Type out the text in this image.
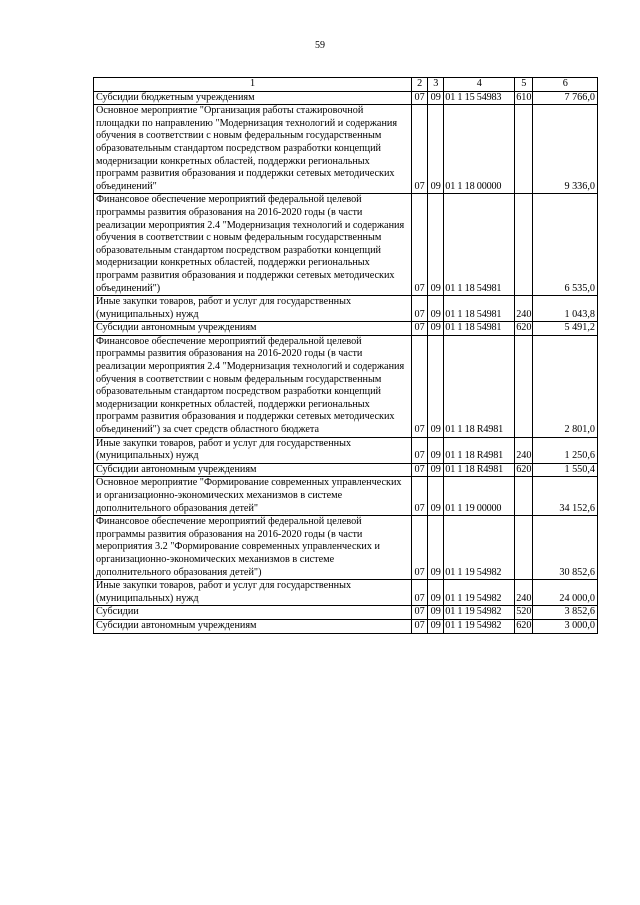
59
1	2	3	4	5	6
Субсидии бюджетным учреждениям	07	09	01 1 15 54983	610	7 766,0
Основное мероприятие "Организация работы стажировочной площадки по направлению "Модернизация технологий и содержания обучения в соответствии с новым федеральным государственным образовательным стандартом посредством разработки концепций модернизации конкретных областей, поддержки региональных программ развития образования и поддержки сетевых методических объединений"	07	09	01 1 18 00000		9 336,0
Финансовое обеспечение мероприятий федеральной целевой программы развития образования на 2016-2020 годы (в части реализации мероприятия 2.4 "Модернизация технологий и содержания обучения в соответствии с новым федеральным государственным образовательным стандартом посредством разработки концепций модернизации конкретных областей, поддержки региональных программ развития образования и поддержки сетевых методических объединений")	07	09	01 1 18 54981		6 535,0
Иные закупки товаров, работ и услуг для государственных (муниципальных) нужд	07	09	01 1 18 54981	240	1 043,8
Субсидии автономным учреждениям	07	09	01 1 18 54981	620	5 491,2
Финансовое обеспечение мероприятий федеральной целевой программы развития образования на 2016-2020 годы (в части реализации мероприятия 2.4 "Модернизация технологий и содержания обучения в соответствии с новым федеральным государственным образовательным стандартом посредством разработки концепций модернизации конкретных областей, поддержки региональных программ развития образования и поддержки сетевых методических объединений") за счет средств областного бюджета	07	09	01 1 18 R4981		2 801,0
Иные закупки товаров, работ и услуг для государственных (муниципальных) нужд	07	09	01 1 18 R4981	240	1 250,6
Субсидии автономным учреждениям	07	09	01 1 18 R4981	620	1 550,4
Основное мероприятие "Формирование современных управленческих и организационно-экономических механизмов в системе дополнительного образования детей"	07	09	01 1 19 00000		34 152,6
Финансовое обеспечение мероприятий федеральной целевой программы развития образования на 2016-2020 годы (в части мероприятия 3.2 "Формирование современных управленческих и организационно-экономических механизмов в системе дополнительного образования детей")	07	09	01 1 19 54982		30 852,6
Иные закупки товаров, работ и услуг для государственных (муниципальных) нужд	07	09	01 1 19 54982	240	24 000,0
Субсидии	07	09	01 1 19 54982	520	3 852,6
Субсидии автономным учреждениям	07	09	01 1 19 54982	620	3 000,0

_Set problem_
Copy out all lines above that include the string "системе".

_The answer_
Основное мероприятие "Формирование современных управленческих и организационно-экономических механизмов в системе дополнительного образования детей"	07	09	01 1 19 00000		34 152,6
Финансовое обеспечение мероприятий федеральной целевой программы развития образования на 2016-2020 годы (в части мероприятия 3.2 "Формирование современных управленческих и организационно-экономических механизмов в системе дополнительного образования детей")	07	09	01 1 19 54982		30 852,6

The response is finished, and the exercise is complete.